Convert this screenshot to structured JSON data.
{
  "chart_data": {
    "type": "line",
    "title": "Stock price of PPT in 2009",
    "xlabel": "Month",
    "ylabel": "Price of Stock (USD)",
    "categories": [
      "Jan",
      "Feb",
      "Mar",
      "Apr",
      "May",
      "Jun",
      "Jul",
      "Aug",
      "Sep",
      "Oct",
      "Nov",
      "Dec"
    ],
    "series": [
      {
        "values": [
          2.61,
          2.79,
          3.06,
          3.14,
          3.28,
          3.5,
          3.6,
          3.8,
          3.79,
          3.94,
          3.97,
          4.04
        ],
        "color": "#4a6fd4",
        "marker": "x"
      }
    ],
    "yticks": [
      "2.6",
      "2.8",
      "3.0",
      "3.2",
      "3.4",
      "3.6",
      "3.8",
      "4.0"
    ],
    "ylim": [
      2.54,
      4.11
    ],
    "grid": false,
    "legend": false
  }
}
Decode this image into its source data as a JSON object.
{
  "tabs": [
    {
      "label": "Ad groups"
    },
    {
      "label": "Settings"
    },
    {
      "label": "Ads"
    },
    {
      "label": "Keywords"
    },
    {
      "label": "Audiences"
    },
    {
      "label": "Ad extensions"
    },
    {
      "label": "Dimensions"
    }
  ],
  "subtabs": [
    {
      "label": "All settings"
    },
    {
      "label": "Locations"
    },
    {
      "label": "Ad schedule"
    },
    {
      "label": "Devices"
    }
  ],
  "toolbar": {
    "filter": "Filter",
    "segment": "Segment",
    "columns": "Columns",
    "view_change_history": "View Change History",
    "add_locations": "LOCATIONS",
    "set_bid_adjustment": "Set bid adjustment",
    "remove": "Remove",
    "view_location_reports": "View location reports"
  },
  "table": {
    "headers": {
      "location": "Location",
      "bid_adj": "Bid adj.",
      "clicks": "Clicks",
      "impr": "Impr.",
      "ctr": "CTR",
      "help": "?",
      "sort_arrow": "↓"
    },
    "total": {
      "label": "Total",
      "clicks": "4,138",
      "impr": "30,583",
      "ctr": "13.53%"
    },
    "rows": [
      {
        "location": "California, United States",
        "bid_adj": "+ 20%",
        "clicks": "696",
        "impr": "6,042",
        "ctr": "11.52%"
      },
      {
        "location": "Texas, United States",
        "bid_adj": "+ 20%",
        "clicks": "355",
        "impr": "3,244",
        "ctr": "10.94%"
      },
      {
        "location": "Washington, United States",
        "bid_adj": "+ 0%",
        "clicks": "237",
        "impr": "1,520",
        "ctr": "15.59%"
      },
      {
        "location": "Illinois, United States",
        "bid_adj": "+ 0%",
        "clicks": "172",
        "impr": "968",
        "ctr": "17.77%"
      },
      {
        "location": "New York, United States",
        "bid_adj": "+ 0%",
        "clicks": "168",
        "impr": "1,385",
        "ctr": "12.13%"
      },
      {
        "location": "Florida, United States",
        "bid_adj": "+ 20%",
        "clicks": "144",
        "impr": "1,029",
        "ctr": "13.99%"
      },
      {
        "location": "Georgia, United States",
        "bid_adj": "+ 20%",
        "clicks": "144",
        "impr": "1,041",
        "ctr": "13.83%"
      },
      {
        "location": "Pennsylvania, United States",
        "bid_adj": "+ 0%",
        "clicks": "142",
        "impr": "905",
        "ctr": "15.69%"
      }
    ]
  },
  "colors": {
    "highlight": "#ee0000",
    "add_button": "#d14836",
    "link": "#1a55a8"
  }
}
━━━━━━
### [Your task]
Using the listing above, return all lines where the word "impr" occurs.

### [Result of this task]
      "impr": "Impr.",
      "impr": "30,583",
        "impr": "6,042",
        "impr": "3,244",
        "impr": "1,520",
        "impr": "968",
        "impr": "1,385",
        "impr": "1,029",
        "impr": "1,041",
        "impr": "905",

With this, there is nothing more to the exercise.